## [Your task]
Write the records out again, keeping each line exactly as it is.

Start Material provided

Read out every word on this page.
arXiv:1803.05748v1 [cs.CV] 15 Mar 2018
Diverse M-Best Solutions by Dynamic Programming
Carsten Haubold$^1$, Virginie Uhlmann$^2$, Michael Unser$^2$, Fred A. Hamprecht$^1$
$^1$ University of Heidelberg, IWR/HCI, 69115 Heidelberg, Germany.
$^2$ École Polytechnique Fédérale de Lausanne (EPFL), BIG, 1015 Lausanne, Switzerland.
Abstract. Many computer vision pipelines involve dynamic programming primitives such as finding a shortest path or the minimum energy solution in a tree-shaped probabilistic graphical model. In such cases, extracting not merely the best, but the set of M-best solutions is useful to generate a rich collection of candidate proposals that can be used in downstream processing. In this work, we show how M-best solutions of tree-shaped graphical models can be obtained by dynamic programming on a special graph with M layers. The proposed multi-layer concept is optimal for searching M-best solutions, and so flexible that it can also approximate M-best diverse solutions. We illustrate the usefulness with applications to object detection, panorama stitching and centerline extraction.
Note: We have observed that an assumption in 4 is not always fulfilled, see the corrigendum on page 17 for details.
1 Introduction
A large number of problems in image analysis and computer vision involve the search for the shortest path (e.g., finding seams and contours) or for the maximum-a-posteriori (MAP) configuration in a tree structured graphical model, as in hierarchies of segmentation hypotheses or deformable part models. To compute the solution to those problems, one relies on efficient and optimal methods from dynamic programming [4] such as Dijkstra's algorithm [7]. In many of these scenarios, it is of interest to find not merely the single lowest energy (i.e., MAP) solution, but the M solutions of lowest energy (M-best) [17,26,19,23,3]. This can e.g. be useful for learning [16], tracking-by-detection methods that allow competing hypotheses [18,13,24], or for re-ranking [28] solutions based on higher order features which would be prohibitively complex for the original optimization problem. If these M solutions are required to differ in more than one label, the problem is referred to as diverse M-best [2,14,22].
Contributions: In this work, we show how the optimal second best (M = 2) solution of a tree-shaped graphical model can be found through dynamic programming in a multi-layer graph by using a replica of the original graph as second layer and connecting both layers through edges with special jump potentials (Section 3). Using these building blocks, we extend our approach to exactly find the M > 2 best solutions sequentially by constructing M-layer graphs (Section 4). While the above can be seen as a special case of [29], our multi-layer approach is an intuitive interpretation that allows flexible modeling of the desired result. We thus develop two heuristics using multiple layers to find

End Material provided

## [Output of the exercise]
Read out every word on this page.
arXiv:1803.05748v1 [cs.CV] 15 Mar 2018
Diverse M-Best Solutions by Dynamic Programming
Carsten Haubold$^1$, Virginie Uhlmann$^2$, Michael Unser$^2$, Fred A. Hamprecht$^1$
$^1$ University of Heidelberg, IWR/HCI, 69115 Heidelberg, Germany.
$^2$ École Polytechnique Fédérale de Lausanne (EPFL), BIG, 1015 Lausanne, Switzerland.
Abstract. Many computer vision pipelines involve dynamic programming primitives such as finding a shortest path or the minimum energy solution in a tree-shaped probabilistic graphical model. In such cases, extracting not merely the best, but the set of M-best solutions is useful to generate a rich collection of candidate proposals that can be used in downstream processing. In this work, we show how M-best solutions of tree-shaped graphical models can be obtained by dynamic programming on a special graph with M layers. The proposed multi-layer concept is optimal for searching M-best solutions, and so flexible that it can also approximate M-best diverse solutions. We illustrate the usefulness with applications to object detection, panorama stitching and centerline extraction.
Note: We have observed that an assumption in 4 is not always fulfilled, see the corrigendum on page 17 for details.
1 Introduction
A large number of problems in image analysis and computer vision involve the search for the shortest path (e.g., finding seams and contours) or for the maximum-a-posteriori (MAP) configuration in a tree structured graphical model, as in hierarchies of segmentation hypotheses or deformable part models. To compute the solution to those problems, one relies on efficient and optimal methods from dynamic programming [4] such as Dijkstra's algorithm [7]. In many of these scenarios, it is of interest to find not merely the single lowest energy (i.e., MAP) solution, but the M solutions of lowest energy (M-best) [17,26,19,23,3]. This can e.g. be useful for learning [16], tracking-by-detection methods that allow competing hypotheses [18,13,24], or for re-ranking [28] solutions based on higher order features which would be prohibitively complex for the original optimization problem. If these M solutions are required to differ in more than one label, the problem is referred to as diverse M-best [2,14,22].
Contributions: In this work, we show how the optimal second best (M = 2) solution of a tree-shaped graphical model can be found through dynamic programming in a multi-layer graph by using a replica of the original graph as second layer and connecting both layers through edges with special jump potentials (Section 3). Using these building blocks, we extend our approach to exactly find the M > 2 best solutions sequentially by constructing M-layer graphs (Section 4). While the above can be seen as a special case of [29], our multi-layer approach is an intuitive interpretation that allows flexible modeling of the desired result. We thus develop two heuristics using multiple layers to find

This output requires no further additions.